[WHAT THE TASK REQUIRES] Your answer must consist solely of the number of lines that contain the word "right".

[Rows from a dataset]
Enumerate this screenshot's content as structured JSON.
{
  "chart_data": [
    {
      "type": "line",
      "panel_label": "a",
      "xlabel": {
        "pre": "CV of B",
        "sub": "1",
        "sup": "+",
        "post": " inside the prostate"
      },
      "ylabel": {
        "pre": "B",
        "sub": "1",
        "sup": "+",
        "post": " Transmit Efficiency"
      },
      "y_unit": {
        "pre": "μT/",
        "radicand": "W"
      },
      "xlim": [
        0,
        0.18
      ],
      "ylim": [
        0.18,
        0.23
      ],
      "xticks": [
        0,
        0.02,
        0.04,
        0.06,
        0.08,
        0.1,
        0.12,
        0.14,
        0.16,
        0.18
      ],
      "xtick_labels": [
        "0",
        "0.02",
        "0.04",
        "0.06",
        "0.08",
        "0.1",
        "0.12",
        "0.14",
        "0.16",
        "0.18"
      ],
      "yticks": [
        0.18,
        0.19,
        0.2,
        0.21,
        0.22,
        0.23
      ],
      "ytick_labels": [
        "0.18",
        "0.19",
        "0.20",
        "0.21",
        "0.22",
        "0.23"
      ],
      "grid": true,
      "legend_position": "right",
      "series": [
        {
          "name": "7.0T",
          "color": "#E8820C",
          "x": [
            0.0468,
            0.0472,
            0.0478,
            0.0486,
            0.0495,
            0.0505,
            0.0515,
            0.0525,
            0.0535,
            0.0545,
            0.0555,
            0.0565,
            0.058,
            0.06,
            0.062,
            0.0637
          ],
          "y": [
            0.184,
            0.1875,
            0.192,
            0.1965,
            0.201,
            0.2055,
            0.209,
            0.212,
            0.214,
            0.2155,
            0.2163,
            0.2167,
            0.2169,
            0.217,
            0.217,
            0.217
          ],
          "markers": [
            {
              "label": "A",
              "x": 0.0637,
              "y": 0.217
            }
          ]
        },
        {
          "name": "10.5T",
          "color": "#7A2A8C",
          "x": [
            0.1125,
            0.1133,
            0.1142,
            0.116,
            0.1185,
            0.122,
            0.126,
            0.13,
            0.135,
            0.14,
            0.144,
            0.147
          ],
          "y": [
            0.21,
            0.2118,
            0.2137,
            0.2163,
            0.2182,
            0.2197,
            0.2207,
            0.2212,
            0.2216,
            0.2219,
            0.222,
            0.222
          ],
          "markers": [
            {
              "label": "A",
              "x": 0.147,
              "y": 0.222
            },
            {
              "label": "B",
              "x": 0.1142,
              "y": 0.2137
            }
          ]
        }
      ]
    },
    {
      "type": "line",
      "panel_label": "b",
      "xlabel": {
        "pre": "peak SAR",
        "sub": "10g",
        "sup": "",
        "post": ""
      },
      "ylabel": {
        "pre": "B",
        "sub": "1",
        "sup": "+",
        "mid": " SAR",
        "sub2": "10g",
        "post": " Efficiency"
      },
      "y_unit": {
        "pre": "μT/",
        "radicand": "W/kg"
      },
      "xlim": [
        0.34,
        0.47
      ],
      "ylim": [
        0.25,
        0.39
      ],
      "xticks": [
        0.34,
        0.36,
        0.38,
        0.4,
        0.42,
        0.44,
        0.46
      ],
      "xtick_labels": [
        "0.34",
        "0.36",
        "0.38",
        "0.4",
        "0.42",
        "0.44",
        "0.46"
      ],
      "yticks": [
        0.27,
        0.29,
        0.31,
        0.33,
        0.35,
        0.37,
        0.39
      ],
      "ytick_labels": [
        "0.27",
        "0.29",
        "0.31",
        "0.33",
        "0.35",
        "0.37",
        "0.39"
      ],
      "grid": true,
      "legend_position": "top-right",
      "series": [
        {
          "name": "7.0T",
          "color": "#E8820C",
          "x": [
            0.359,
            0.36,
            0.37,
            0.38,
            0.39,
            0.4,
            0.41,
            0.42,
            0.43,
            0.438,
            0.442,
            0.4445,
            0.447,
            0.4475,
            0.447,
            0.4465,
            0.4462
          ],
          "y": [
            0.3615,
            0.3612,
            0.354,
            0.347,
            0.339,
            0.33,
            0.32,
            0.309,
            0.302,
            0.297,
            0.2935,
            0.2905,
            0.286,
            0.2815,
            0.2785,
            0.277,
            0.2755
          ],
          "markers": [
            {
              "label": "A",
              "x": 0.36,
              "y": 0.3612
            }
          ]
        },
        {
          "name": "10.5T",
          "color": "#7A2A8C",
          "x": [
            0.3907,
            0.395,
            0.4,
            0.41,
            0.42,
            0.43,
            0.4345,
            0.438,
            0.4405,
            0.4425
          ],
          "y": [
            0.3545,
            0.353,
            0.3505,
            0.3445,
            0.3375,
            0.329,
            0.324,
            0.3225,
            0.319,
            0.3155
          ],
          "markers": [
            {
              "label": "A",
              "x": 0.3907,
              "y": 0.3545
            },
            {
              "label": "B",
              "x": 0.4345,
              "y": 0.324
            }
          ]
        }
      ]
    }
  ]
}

[SOLUTION FOR THIS PROBLEM] 2